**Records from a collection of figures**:
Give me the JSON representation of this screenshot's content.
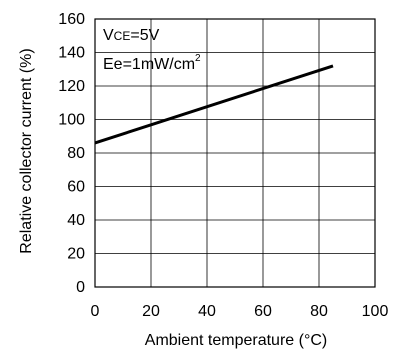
{
  "chart_data": {
    "type": "line",
    "xlabel": "Ambient temperature (°C)",
    "ylabel": "Relative collector current (%)",
    "xlim": [
      0,
      100
    ],
    "ylim": [
      0,
      160
    ],
    "xticks": [
      0,
      20,
      40,
      60,
      80,
      100
    ],
    "yticks": [
      0,
      20,
      40,
      60,
      80,
      100,
      120,
      140,
      160
    ],
    "xtick_labels": [
      "0",
      "20",
      "40",
      "60",
      "80",
      "100"
    ],
    "ytick_labels": [
      "0",
      "20",
      "40",
      "60",
      "80",
      "100",
      "120",
      "140",
      "160"
    ],
    "grid": true,
    "annotations": {
      "vce_v": "V",
      "vce_sub": "CE",
      "vce_rest": "=5V",
      "ee_main": "Ee=1mW/cm",
      "ee_sup": "2"
    },
    "series": [
      {
        "x": [
          0,
          85
        ],
        "values": [
          86,
          132
        ],
        "color": "#000000"
      }
    ]
  }
}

**Given request**: Leaving the pictures aside, transcribe the entire listing exactly.

**The reply**:
Give me the JSON representation of this screenshot's content.
{
  "chart_data": {
    "type": "line",
    "xlabel": "Ambient temperature (°C)",
    "ylabel": "Relative collector current (%)",
    "xlim": [
      0,
      100
    ],
    "ylim": [
      0,
      160
    ],
    "xticks": [
      0,
      20,
      40,
      60,
      80,
      100
    ],
    "yticks": [
      0,
      20,
      40,
      60,
      80,
      100,
      120,
      140,
      160
    ],
    "xtick_labels": [
      "0",
      "20",
      "40",
      "60",
      "80",
      "100"
    ],
    "ytick_labels": [
      "0",
      "20",
      "40",
      "60",
      "80",
      "100",
      "120",
      "140",
      "160"
    ],
    "grid": true,
    "annotations": {
      "vce_v": "V",
      "vce_sub": "CE",
      "vce_rest": "=5V",
      "ee_main": "Ee=1mW/cm",
      "ee_sup": "2"
    },
    "series": [
      {
        "x": [
          0,
          85
        ],
        "values": [
          86,
          132
        ],
        "color": "#000000"
      }
    ]
  }
}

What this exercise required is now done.